⟨

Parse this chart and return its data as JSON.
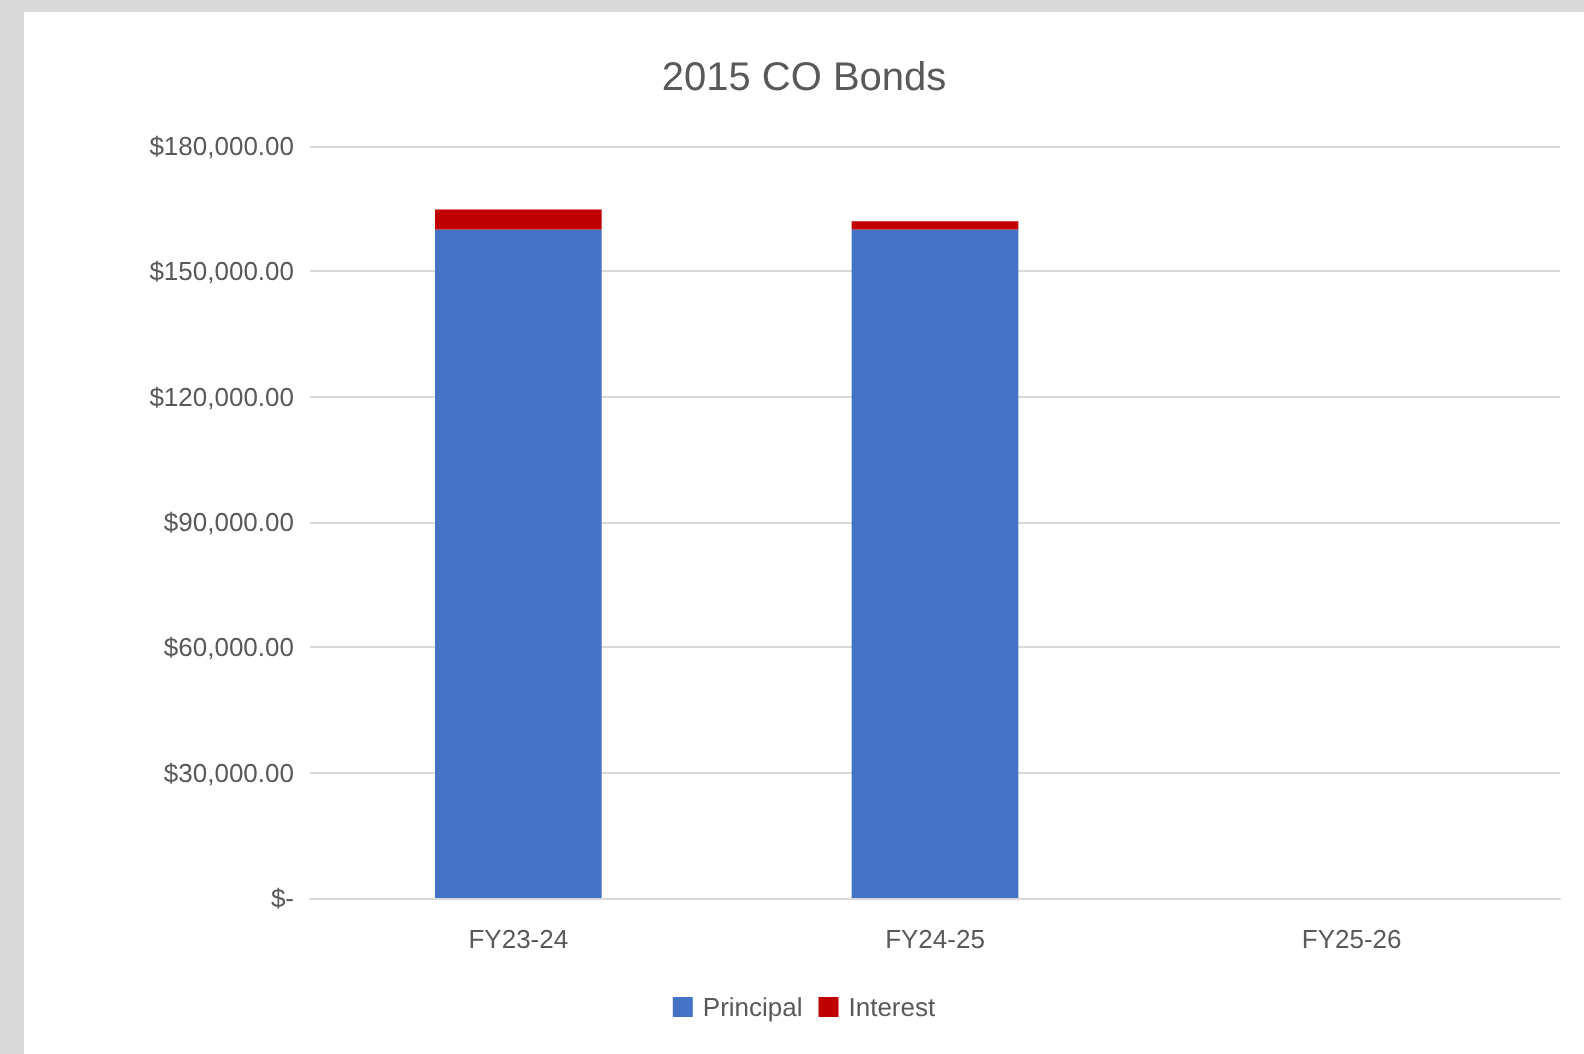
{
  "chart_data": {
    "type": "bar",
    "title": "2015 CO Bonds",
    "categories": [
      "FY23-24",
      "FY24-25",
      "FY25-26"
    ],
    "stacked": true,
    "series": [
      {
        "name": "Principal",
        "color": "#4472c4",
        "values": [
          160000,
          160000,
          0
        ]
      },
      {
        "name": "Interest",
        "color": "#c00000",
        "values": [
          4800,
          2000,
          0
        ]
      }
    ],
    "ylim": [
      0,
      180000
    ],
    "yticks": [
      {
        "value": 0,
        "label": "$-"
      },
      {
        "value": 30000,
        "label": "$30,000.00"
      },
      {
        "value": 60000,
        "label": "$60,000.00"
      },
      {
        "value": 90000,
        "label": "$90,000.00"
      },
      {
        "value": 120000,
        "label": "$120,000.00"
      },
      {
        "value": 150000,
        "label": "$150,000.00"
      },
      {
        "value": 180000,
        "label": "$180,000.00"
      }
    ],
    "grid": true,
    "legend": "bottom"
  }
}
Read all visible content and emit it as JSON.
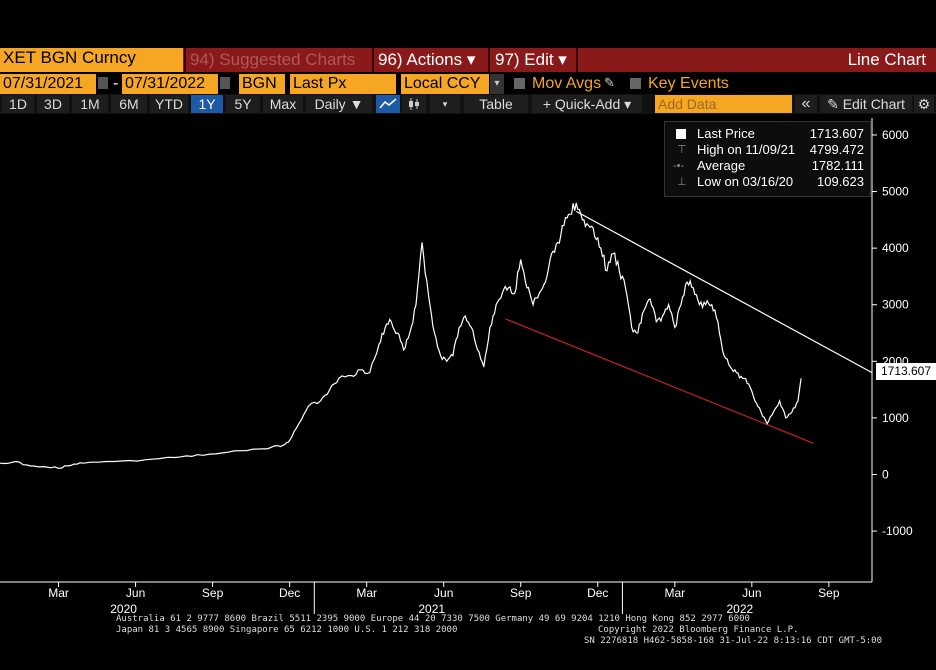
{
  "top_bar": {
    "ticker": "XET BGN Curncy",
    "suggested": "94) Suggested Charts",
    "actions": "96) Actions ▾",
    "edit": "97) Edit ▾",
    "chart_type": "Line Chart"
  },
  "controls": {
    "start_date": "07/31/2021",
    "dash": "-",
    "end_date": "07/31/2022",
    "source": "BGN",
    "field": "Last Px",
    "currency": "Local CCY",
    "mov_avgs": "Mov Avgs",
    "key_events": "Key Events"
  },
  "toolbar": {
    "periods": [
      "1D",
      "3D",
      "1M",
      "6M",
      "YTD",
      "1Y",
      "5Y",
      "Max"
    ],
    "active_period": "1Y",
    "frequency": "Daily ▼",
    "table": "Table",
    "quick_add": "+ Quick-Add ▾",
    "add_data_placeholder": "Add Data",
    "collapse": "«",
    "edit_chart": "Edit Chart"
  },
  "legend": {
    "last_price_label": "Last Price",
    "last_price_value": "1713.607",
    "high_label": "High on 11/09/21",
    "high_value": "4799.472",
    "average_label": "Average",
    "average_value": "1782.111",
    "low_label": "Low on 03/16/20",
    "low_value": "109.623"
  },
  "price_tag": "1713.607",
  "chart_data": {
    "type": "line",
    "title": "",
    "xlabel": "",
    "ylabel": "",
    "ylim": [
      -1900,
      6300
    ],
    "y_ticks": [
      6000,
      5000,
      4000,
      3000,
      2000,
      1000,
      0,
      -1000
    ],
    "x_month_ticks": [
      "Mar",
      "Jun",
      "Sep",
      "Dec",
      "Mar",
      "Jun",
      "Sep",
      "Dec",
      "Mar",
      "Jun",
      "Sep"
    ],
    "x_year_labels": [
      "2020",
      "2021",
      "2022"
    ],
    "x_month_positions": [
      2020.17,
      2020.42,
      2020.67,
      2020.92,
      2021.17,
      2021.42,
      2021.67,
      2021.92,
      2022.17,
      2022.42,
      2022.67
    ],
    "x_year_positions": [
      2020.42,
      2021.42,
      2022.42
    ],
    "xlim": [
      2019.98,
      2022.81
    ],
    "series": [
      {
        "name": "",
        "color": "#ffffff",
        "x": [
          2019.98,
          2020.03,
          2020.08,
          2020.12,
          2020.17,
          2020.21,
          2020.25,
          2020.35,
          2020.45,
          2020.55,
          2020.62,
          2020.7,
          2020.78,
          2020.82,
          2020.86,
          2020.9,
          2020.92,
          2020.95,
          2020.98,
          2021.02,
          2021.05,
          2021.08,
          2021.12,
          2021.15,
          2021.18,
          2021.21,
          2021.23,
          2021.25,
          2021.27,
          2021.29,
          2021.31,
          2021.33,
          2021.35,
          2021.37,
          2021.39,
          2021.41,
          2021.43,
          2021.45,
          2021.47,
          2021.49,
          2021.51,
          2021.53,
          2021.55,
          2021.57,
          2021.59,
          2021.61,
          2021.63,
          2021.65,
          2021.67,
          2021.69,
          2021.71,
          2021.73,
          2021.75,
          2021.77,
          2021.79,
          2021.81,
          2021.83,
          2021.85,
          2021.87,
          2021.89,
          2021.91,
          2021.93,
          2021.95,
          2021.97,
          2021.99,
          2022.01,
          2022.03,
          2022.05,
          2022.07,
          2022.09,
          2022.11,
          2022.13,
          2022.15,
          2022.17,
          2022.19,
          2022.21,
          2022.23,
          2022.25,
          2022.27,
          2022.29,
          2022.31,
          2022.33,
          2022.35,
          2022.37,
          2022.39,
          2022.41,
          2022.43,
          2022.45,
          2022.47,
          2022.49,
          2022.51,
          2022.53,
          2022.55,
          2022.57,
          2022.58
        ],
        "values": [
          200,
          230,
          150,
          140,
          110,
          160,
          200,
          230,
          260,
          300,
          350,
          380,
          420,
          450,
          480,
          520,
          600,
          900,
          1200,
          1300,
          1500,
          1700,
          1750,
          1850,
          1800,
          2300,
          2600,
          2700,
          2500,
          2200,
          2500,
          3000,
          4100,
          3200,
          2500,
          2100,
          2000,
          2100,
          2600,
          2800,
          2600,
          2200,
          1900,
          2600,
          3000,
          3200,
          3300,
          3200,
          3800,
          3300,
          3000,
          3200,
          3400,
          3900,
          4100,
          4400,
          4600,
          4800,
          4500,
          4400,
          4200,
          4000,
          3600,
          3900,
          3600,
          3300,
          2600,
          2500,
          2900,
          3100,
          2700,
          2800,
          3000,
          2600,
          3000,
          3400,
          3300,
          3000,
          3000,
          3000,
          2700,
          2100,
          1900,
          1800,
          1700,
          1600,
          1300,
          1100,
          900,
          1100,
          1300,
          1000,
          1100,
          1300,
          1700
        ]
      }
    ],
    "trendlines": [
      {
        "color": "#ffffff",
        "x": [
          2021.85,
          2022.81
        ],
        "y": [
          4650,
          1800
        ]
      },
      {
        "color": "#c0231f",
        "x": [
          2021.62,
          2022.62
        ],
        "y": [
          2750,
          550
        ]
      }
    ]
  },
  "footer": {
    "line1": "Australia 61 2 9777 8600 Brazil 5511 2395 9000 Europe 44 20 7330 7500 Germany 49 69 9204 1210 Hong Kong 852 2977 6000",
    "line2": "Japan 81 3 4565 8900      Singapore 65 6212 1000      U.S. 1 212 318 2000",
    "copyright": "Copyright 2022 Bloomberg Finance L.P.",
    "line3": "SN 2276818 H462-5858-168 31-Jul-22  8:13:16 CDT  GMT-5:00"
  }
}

⟩

*Exercise requirements*. Copy the whole listing above word for word but do not carry over the pictures.

*Solution to this exercise*.
Parse this chart and return its data as JSON.
{
  "chart_data": {
    "type": "bar",
    "title": "2015 CO Bonds",
    "categories": [
      "FY23-24",
      "FY24-25",
      "FY25-26"
    ],
    "stacked": true,
    "series": [
      {
        "name": "Principal",
        "color": "#4472c4",
        "values": [
          160000,
          160000,
          0
        ]
      },
      {
        "name": "Interest",
        "color": "#c00000",
        "values": [
          4800,
          2000,
          0
        ]
      }
    ],
    "ylim": [
      0,
      180000
    ],
    "yticks": [
      {
        "value": 0,
        "label": "$-"
      },
      {
        "value": 30000,
        "label": "$30,000.00"
      },
      {
        "value": 60000,
        "label": "$60,000.00"
      },
      {
        "value": 90000,
        "label": "$90,000.00"
      },
      {
        "value": 120000,
        "label": "$120,000.00"
      },
      {
        "value": 150000,
        "label": "$150,000.00"
      },
      {
        "value": 180000,
        "label": "$180,000.00"
      }
    ],
    "grid": true,
    "legend": "bottom"
  }
}
Read all visible content and emit it as JSON.
{
  "top_bar": {
    "ticker": "XET BGN Curncy",
    "suggested": "94) Suggested Charts",
    "actions": "96) Actions ▾",
    "edit": "97) Edit ▾",
    "chart_type": "Line Chart"
  },
  "controls": {
    "start_date": "07/31/2021",
    "dash": "-",
    "end_date": "07/31/2022",
    "source": "BGN",
    "field": "Last Px",
    "currency": "Local CCY",
    "mov_avgs": "Mov Avgs",
    "key_events": "Key Events"
  },
  "toolbar": {
    "periods": [
      "1D",
      "3D",
      "1M",
      "6M",
      "YTD",
      "1Y",
      "5Y",
      "Max"
    ],
    "active_period": "1Y",
    "frequency": "Daily ▼",
    "table": "Table",
    "quick_add": "+ Quick-Add ▾",
    "add_data_placeholder": "Add Data",
    "collapse": "«",
    "edit_chart": "Edit Chart"
  },
  "legend": {
    "last_price_label": "Last Price",
    "last_price_value": "1713.607",
    "high_label": "High on 11/09/21",
    "high_value": "4799.472",
    "average_label": "Average",
    "average_value": "1782.111",
    "low_label": "Low on 03/16/20",
    "low_value": "109.623"
  },
  "price_tag": "1713.607",
  "chart_data": {
    "type": "line",
    "title": "",
    "xlabel": "",
    "ylabel": "",
    "ylim": [
      -1900,
      6300
    ],
    "y_ticks": [
      6000,
      5000,
      4000,
      3000,
      2000,
      1000,
      0,
      -1000
    ],
    "x_month_ticks": [
      "Mar",
      "Jun",
      "Sep",
      "Dec",
      "Mar",
      "Jun",
      "Sep",
      "Dec",
      "Mar",
      "Jun",
      "Sep"
    ],
    "x_year_labels": [
      "2020",
      "2021",
      "2022"
    ],
    "x_month_positions": [
      2020.17,
      2020.42,
      2020.67,
      2020.92,
      2021.17,
      2021.42,
      2021.67,
      2021.92,
      2022.17,
      2022.42,
      2022.67
    ],
    "x_year_positions": [
      2020.42,
      2021.42,
      2022.42
    ],
    "xlim": [
      2019.98,
      2022.81
    ],
    "series": [
      {
        "name": "",
        "color": "#ffffff",
        "x": [
          2019.98,
          2020.03,
          2020.08,
          2020.12,
          2020.17,
          2020.21,
          2020.25,
          2020.35,
          2020.45,
          2020.55,
          2020.62,
          2020.7,
          2020.78,
          2020.82,
          2020.86,
          2020.9,
          2020.92,
          2020.95,
          2020.98,
          2021.02,
          2021.05,
          2021.08,
          2021.12,
          2021.15,
          2021.18,
          2021.21,
          2021.23,
          2021.25,
          2021.27,
          2021.29,
          2021.31,
          2021.33,
          2021.35,
          2021.37,
          2021.39,
          2021.41,
          2021.43,
          2021.45,
          2021.47,
          2021.49,
          2021.51,
          2021.53,
          2021.55,
          2021.57,
          2021.59,
          2021.61,
          2021.63,
          2021.65,
          2021.67,
          2021.69,
          2021.71,
          2021.73,
          2021.75,
          2021.77,
          2021.79,
          2021.81,
          2021.83,
          2021.85,
          2021.87,
          2021.89,
          2021.91,
          2021.93,
          2021.95,
          2021.97,
          2021.99,
          2022.01,
          2022.03,
          2022.05,
          2022.07,
          2022.09,
          2022.11,
          2022.13,
          2022.15,
          2022.17,
          2022.19,
          2022.21,
          2022.23,
          2022.25,
          2022.27,
          2022.29,
          2022.31,
          2022.33,
          2022.35,
          2022.37,
          2022.39,
          2022.41,
          2022.43,
          2022.45,
          2022.47,
          2022.49,
          2022.51,
          2022.53,
          2022.55,
          2022.57,
          2022.58
        ],
        "values": [
          200,
          230,
          150,
          140,
          110,
          160,
          200,
          230,
          260,
          300,
          350,
          380,
          420,
          450,
          480,
          520,
          600,
          900,
          1200,
          1300,
          1500,
          1700,
          1750,
          1850,
          1800,
          2300,
          2600,
          2700,
          2500,
          2200,
          2500,
          3000,
          4100,
          3200,
          2500,
          2100,
          2000,
          2100,
          2600,
          2800,
          2600,
          2200,
          1900,
          2600,
          3000,
          3200,
          3300,
          3200,
          3800,
          3300,
          3000,
          3200,
          3400,
          3900,
          4100,
          4400,
          4600,
          4800,
          4500,
          4400,
          4200,
          4000,
          3600,
          3900,
          3600,
          3300,
          2600,
          2500,
          2900,
          3100,
          2700,
          2800,
          3000,
          2600,
          3000,
          3400,
          3300,
          3000,
          3000,
          3000,
          2700,
          2100,
          1900,
          1800,
          1700,
          1600,
          1300,
          1100,
          900,
          1100,
          1300,
          1000,
          1100,
          1300,
          1700
        ]
      }
    ],
    "trendlines": [
      {
        "color": "#ffffff",
        "x": [
          2021.85,
          2022.81
        ],
        "y": [
          4650,
          1800
        ]
      },
      {
        "color": "#c0231f",
        "x": [
          2021.62,
          2022.62
        ],
        "y": [
          2750,
          550
        ]
      }
    ]
  },
  "footer": {
    "line1": "Australia 61 2 9777 8600 Brazil 5511 2395 9000 Europe 44 20 7330 7500 Germany 49 69 9204 1210 Hong Kong 852 2977 6000",
    "line2": "Japan 81 3 4565 8900      Singapore 65 6212 1000      U.S. 1 212 318 2000",
    "copyright": "Copyright 2022 Bloomberg Finance L.P.",
    "line3": "SN 2276818 H462-5858-168 31-Jul-22  8:13:16 CDT  GMT-5:00"
  }
}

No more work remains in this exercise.